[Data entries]
** START **

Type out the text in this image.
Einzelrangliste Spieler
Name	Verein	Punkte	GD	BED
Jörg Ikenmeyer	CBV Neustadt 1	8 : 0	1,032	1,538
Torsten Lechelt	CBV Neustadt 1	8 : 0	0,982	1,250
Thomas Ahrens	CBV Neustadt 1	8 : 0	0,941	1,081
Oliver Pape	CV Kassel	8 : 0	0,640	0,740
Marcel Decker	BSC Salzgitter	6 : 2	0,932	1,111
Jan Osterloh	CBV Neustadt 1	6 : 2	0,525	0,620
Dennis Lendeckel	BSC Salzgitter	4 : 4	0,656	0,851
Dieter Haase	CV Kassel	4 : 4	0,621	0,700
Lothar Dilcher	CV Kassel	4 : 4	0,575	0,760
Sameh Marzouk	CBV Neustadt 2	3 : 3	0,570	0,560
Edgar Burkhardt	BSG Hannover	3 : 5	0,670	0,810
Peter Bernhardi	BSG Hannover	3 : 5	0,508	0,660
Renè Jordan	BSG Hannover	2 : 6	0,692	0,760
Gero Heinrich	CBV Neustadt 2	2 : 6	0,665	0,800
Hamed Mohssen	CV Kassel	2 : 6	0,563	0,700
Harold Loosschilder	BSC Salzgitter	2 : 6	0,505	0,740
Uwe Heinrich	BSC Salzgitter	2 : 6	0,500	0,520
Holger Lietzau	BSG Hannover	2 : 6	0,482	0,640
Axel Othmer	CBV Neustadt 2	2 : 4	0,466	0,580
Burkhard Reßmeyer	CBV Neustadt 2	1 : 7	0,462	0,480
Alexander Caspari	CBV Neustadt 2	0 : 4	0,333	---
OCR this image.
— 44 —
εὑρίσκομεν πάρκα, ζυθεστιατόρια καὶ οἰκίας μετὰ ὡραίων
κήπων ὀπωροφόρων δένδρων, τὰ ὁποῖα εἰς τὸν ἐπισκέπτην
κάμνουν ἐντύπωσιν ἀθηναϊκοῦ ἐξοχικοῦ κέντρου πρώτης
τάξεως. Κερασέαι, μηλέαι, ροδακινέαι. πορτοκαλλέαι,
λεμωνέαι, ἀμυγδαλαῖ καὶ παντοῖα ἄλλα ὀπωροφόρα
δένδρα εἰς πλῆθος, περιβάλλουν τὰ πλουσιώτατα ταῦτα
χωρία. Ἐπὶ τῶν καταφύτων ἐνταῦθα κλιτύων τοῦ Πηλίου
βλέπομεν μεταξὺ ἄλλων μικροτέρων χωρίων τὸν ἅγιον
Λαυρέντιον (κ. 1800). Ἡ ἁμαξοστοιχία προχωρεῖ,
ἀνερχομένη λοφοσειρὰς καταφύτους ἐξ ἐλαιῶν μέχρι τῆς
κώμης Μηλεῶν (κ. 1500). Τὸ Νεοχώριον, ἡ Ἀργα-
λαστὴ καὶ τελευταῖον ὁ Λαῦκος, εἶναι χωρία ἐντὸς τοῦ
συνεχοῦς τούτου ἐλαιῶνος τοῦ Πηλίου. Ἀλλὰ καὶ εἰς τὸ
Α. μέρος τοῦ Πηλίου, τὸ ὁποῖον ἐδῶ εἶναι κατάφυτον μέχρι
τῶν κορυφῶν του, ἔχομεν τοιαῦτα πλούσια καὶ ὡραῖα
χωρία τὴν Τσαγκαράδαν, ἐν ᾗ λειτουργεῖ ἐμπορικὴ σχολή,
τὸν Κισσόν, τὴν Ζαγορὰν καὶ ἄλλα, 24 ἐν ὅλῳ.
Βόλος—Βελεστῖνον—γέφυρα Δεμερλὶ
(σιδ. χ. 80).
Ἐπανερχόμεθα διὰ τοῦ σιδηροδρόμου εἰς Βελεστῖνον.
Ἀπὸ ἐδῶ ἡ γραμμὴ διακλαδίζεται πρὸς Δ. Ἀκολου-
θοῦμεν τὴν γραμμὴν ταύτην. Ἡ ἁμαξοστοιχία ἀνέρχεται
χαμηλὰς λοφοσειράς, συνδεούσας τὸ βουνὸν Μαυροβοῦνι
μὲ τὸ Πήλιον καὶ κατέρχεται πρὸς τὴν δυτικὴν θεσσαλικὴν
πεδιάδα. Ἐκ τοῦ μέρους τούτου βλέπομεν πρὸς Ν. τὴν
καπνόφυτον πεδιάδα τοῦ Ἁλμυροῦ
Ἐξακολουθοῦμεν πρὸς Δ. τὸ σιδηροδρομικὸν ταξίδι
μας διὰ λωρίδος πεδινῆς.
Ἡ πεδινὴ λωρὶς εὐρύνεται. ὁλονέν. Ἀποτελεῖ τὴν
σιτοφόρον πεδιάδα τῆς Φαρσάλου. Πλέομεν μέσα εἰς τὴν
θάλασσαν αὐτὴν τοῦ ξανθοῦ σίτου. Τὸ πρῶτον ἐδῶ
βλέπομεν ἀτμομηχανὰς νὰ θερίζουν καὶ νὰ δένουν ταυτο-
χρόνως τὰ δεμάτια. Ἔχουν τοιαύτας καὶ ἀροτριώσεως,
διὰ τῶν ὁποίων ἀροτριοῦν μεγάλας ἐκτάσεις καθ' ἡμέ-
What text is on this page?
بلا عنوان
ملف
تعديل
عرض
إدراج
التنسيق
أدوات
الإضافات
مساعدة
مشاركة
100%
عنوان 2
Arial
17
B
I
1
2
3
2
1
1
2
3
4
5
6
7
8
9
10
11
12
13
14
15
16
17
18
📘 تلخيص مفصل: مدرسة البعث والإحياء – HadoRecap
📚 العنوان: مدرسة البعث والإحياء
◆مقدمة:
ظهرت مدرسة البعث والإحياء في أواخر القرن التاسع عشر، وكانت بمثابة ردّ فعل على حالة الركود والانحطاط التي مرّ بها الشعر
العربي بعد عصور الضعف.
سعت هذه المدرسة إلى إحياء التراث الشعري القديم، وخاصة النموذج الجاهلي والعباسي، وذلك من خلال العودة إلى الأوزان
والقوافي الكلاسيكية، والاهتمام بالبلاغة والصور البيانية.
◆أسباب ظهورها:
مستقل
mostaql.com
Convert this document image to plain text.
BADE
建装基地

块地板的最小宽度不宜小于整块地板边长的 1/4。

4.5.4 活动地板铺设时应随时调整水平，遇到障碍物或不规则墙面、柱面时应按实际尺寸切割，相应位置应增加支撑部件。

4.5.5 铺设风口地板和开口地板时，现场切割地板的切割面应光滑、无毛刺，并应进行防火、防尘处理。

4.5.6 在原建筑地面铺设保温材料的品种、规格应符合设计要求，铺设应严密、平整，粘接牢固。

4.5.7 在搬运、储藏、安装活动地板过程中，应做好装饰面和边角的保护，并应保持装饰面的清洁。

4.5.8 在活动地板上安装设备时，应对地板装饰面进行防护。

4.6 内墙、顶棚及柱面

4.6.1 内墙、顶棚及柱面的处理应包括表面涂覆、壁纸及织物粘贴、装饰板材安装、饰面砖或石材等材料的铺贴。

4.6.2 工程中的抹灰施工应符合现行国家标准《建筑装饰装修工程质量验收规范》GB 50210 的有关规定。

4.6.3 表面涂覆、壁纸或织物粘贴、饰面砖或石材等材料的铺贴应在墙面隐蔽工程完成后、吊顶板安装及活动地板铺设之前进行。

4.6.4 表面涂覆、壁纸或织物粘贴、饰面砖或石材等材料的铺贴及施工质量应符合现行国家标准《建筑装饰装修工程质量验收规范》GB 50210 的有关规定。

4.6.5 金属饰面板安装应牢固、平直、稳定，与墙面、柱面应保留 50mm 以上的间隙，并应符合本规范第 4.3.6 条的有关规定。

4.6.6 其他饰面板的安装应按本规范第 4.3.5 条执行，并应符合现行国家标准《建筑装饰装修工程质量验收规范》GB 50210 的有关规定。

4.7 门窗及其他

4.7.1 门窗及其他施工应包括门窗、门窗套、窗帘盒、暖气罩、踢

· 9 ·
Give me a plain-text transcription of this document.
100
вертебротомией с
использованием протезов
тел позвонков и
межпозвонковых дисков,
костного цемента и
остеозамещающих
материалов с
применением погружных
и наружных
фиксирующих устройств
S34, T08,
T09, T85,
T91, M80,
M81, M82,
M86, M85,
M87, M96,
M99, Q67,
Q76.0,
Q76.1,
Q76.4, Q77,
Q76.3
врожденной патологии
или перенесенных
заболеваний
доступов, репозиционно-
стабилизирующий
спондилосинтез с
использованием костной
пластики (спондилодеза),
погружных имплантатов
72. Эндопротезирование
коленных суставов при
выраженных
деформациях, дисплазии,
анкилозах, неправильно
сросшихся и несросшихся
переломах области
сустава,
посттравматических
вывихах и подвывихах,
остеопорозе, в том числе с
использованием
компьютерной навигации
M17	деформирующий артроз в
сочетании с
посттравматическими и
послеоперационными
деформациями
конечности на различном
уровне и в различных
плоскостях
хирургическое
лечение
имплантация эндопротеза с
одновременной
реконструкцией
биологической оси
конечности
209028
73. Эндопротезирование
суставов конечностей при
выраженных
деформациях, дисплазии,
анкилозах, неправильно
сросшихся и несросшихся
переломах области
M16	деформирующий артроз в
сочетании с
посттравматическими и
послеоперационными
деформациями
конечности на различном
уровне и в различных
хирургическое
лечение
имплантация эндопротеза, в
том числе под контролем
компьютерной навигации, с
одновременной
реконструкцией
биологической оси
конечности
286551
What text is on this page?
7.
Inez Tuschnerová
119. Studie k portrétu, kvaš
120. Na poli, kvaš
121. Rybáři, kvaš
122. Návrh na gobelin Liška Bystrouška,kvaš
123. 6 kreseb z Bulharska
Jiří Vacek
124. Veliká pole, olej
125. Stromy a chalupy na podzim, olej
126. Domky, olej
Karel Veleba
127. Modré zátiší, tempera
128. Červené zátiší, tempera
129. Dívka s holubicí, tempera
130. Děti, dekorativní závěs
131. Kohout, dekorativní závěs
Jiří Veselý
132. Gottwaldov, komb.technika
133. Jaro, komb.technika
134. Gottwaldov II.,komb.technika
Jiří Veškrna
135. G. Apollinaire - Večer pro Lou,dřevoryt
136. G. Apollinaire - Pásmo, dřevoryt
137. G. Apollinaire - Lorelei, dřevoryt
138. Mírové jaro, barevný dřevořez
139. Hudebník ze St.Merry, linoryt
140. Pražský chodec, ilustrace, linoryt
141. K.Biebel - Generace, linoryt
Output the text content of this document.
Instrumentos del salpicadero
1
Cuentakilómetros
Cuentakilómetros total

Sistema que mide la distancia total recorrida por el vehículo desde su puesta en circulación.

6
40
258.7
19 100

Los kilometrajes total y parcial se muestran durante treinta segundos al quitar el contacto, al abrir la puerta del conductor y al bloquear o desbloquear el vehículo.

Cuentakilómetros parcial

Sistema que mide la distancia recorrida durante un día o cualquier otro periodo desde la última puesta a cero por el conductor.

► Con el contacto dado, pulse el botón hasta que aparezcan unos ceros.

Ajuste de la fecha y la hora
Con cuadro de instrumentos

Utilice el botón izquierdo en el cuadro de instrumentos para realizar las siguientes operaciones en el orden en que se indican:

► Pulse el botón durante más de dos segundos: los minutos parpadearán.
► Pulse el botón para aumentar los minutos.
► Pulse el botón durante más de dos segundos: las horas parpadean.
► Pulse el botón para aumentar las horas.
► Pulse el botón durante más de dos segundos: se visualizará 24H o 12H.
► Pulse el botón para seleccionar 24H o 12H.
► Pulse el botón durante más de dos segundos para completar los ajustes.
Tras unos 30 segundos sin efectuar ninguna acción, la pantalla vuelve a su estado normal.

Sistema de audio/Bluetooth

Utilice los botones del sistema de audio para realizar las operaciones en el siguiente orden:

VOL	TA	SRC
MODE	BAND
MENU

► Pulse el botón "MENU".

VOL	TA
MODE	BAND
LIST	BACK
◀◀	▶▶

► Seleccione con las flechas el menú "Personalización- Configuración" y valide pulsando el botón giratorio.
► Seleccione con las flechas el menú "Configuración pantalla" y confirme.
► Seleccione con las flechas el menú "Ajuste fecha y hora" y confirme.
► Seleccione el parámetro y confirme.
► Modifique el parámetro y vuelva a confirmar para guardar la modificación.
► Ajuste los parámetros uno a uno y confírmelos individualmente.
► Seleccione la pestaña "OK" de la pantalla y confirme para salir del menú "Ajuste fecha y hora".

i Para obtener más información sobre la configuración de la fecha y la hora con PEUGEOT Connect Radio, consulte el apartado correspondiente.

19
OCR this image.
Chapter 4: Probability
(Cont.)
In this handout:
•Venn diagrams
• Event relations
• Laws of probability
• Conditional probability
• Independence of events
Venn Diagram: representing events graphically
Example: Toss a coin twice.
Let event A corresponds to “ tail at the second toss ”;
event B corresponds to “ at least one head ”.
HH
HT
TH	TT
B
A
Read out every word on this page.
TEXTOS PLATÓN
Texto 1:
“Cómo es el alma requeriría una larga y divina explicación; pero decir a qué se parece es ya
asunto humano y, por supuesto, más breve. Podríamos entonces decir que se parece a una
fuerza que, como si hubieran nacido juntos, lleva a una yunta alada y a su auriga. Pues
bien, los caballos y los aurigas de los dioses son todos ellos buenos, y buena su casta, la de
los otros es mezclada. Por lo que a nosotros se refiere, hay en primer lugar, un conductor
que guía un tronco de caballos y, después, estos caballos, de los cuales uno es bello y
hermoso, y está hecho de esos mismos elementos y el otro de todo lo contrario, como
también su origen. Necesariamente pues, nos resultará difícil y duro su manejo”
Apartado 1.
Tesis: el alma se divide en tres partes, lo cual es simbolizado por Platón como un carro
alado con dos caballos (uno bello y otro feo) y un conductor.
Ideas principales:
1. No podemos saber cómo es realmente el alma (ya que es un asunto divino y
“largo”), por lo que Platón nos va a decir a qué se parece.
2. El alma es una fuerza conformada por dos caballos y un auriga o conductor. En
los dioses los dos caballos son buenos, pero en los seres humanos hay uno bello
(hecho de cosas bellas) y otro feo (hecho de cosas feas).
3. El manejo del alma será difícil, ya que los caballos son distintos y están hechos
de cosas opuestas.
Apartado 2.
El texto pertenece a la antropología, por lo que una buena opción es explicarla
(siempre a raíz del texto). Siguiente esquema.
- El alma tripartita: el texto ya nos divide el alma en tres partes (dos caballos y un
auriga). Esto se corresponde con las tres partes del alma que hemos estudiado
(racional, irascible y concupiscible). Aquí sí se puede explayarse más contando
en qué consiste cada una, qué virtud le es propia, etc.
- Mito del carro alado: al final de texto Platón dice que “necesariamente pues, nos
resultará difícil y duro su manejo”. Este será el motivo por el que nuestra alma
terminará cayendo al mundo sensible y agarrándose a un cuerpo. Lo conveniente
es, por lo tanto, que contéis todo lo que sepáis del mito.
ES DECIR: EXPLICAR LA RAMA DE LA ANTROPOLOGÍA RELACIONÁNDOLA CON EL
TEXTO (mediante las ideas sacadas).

** END **

— Job —
Collect, from the material above, every line containing the word "carro".

— Task result —
Tesis: el alma se divide en tres partes, lo cual es simbolizado por Platón como un carro
- Mito del carro alado: al final de texto Platón dice que “necesariamente pues, nos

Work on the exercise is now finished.